RAW DATA —
■ ■ ■
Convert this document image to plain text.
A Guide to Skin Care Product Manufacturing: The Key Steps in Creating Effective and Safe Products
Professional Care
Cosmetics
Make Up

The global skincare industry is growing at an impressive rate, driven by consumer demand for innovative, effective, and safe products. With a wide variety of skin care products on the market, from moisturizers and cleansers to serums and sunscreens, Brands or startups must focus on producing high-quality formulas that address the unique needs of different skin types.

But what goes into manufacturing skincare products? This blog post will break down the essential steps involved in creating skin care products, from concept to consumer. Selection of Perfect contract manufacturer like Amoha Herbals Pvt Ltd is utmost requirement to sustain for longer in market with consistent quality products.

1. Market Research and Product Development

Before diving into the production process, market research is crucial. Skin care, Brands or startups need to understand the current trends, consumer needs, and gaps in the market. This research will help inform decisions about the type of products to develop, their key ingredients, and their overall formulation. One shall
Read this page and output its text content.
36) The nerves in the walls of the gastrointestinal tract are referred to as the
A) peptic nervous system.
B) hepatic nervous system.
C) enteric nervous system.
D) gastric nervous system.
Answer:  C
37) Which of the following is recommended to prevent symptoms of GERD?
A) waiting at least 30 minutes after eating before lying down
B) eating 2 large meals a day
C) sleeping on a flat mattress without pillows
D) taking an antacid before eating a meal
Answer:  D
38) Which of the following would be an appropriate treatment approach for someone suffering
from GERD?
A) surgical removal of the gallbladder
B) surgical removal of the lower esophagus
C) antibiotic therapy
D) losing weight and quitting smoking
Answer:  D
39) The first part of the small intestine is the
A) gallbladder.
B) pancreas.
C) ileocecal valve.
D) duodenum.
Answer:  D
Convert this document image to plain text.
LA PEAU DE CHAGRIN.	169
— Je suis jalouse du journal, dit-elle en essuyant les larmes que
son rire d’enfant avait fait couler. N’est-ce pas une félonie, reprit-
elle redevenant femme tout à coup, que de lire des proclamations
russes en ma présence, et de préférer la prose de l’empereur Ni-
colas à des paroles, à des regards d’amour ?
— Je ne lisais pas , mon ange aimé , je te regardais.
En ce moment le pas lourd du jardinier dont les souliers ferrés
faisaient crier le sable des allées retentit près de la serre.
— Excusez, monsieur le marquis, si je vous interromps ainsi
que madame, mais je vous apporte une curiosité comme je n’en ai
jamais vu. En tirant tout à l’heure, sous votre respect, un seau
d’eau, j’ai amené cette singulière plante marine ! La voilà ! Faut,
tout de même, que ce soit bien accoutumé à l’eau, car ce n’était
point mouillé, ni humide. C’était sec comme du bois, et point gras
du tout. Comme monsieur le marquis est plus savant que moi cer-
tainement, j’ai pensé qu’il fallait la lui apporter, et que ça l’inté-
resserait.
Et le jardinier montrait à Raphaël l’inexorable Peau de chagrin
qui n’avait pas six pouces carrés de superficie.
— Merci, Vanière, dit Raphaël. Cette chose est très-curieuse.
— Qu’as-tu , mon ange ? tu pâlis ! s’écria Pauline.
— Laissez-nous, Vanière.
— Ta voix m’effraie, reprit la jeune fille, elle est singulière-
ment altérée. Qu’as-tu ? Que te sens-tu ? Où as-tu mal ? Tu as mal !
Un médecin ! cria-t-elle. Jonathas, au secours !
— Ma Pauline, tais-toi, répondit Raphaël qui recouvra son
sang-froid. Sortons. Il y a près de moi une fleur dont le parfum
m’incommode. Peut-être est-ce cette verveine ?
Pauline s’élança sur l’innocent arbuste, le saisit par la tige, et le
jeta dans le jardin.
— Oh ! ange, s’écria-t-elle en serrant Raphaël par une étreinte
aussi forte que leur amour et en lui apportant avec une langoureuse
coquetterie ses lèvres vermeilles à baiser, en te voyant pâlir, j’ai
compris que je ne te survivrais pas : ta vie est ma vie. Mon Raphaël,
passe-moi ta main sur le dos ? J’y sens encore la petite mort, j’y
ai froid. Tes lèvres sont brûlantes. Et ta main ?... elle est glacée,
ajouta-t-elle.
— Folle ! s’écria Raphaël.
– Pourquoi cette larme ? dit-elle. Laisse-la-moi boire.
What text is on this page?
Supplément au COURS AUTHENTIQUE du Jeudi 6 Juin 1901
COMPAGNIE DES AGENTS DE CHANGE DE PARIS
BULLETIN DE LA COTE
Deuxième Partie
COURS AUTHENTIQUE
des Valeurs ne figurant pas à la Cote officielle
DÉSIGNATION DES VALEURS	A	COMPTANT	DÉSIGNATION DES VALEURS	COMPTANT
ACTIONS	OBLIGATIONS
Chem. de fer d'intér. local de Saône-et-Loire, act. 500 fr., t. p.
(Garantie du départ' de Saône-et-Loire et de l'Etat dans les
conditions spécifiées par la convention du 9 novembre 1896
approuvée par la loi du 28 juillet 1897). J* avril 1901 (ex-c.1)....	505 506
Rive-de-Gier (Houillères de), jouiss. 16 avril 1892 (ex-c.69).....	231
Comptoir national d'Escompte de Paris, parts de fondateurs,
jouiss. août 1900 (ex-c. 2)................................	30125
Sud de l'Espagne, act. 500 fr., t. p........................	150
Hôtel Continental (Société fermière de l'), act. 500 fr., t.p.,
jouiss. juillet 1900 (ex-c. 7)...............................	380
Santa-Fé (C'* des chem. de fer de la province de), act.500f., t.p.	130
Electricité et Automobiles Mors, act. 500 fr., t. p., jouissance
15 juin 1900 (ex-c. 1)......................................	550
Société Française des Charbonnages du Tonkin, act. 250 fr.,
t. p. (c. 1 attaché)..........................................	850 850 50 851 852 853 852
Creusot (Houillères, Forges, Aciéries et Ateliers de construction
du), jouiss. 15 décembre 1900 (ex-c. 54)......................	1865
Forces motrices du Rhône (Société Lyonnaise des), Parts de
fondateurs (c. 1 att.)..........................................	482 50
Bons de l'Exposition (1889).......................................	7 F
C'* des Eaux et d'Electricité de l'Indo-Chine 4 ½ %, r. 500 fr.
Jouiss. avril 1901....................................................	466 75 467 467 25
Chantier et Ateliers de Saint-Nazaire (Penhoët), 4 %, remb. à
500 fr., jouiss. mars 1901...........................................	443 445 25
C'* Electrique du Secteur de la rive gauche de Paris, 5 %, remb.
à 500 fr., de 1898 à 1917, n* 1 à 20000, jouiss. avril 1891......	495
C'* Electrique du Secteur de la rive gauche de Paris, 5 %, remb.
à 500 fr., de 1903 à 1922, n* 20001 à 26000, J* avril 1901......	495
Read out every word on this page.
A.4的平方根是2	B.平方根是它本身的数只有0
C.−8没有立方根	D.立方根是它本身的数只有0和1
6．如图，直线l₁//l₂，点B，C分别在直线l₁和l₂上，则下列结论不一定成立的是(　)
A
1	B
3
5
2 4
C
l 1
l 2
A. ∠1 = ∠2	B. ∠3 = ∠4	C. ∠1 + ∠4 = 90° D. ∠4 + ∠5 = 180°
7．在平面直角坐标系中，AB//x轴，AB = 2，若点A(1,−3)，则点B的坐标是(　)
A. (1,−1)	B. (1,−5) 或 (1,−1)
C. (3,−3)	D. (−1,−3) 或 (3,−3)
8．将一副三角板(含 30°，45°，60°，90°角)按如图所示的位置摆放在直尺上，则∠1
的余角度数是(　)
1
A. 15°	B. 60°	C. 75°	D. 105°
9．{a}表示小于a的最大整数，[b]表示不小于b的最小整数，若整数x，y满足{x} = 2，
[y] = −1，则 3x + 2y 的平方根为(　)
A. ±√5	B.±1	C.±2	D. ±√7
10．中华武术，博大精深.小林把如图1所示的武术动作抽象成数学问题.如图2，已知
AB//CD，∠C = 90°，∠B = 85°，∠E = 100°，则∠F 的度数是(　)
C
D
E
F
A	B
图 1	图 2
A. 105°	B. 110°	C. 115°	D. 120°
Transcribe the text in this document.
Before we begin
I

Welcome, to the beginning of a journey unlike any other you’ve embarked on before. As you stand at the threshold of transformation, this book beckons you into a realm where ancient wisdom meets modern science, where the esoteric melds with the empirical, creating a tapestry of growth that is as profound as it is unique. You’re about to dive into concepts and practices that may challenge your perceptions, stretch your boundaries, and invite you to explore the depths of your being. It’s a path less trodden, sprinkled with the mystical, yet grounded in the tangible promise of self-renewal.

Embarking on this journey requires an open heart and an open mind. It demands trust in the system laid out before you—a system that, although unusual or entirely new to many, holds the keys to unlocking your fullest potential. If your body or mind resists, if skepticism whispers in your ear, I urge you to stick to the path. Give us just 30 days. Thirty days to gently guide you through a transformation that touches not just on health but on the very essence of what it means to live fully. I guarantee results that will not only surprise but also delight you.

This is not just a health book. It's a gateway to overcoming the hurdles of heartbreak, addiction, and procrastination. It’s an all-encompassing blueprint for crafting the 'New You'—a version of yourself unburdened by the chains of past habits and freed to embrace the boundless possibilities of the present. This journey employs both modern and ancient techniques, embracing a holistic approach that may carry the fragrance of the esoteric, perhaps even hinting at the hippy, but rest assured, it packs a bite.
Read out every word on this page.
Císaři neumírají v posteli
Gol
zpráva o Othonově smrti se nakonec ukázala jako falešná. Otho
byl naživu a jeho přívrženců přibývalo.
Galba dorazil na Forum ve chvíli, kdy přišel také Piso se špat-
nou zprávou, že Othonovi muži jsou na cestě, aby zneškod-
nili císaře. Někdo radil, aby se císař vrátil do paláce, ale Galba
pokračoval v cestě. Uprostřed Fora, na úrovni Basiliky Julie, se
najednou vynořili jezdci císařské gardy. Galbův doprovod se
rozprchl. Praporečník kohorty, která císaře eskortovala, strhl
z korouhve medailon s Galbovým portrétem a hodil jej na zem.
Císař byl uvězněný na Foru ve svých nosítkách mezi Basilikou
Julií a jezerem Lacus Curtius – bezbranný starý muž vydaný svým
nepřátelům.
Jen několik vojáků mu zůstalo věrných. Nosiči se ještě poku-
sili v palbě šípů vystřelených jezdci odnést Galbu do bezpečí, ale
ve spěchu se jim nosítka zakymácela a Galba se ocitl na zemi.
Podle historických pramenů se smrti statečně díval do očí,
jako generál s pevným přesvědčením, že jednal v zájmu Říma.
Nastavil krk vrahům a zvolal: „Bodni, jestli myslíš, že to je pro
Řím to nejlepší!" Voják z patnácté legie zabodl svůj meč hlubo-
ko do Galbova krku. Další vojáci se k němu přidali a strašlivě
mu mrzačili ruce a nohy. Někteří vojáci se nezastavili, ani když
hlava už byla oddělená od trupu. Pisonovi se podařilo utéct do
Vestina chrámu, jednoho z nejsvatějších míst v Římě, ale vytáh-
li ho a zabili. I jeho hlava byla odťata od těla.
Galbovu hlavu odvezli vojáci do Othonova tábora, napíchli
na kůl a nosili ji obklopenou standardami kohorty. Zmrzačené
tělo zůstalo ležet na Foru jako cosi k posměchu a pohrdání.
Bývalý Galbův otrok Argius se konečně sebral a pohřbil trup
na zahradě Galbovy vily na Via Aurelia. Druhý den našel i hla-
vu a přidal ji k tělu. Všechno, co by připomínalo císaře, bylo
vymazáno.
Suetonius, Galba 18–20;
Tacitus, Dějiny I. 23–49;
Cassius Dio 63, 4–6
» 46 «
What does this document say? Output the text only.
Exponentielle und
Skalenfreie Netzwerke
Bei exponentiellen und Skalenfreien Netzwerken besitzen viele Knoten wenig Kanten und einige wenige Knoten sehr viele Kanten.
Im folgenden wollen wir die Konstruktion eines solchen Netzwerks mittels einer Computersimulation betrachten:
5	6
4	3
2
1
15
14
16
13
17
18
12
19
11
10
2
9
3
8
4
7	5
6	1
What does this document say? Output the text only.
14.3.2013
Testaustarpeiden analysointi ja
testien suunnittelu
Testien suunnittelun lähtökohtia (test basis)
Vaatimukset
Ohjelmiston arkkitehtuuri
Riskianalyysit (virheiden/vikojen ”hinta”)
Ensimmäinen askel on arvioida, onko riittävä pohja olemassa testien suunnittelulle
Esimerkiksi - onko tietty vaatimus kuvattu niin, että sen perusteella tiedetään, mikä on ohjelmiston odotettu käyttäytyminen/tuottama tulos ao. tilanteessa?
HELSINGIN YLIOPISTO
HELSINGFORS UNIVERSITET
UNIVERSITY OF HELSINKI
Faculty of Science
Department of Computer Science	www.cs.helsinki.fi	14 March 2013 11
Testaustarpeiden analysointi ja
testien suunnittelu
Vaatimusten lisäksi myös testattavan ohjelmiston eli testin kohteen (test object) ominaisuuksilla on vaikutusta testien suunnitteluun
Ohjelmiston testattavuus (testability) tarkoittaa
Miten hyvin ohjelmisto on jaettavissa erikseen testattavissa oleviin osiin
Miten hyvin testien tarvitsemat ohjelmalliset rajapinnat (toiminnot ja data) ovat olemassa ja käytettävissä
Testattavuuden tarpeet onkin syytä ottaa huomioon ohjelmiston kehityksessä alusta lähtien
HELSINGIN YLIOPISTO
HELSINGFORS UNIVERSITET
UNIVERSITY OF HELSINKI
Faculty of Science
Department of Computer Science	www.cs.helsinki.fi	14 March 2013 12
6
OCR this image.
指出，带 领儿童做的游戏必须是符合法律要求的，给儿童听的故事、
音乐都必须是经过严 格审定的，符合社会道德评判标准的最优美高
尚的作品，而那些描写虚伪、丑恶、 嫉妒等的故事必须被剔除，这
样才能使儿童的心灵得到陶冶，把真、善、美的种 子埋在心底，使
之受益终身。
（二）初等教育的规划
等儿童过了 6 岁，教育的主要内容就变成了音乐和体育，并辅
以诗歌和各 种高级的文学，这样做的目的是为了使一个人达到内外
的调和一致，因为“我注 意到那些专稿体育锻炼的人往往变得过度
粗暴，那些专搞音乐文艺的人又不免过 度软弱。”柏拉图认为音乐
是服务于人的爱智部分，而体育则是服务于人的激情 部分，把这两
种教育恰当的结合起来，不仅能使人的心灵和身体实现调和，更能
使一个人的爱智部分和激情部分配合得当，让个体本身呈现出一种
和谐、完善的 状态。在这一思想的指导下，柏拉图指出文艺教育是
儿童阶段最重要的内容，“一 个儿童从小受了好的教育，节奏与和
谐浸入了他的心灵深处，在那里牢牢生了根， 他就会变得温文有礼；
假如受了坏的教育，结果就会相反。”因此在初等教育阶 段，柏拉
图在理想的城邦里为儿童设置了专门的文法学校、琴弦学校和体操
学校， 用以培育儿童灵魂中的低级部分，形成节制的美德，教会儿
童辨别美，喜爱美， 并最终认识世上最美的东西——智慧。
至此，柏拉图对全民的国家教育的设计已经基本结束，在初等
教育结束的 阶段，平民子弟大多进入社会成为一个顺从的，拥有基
■ ■ ■
TASK STATEMENT — Select and copy every line of the listing with the word "surgical".

OUTPUT FOR THIS TASK —
A) surgical removal of the gallbladder
B) surgical removal of the lower esophagus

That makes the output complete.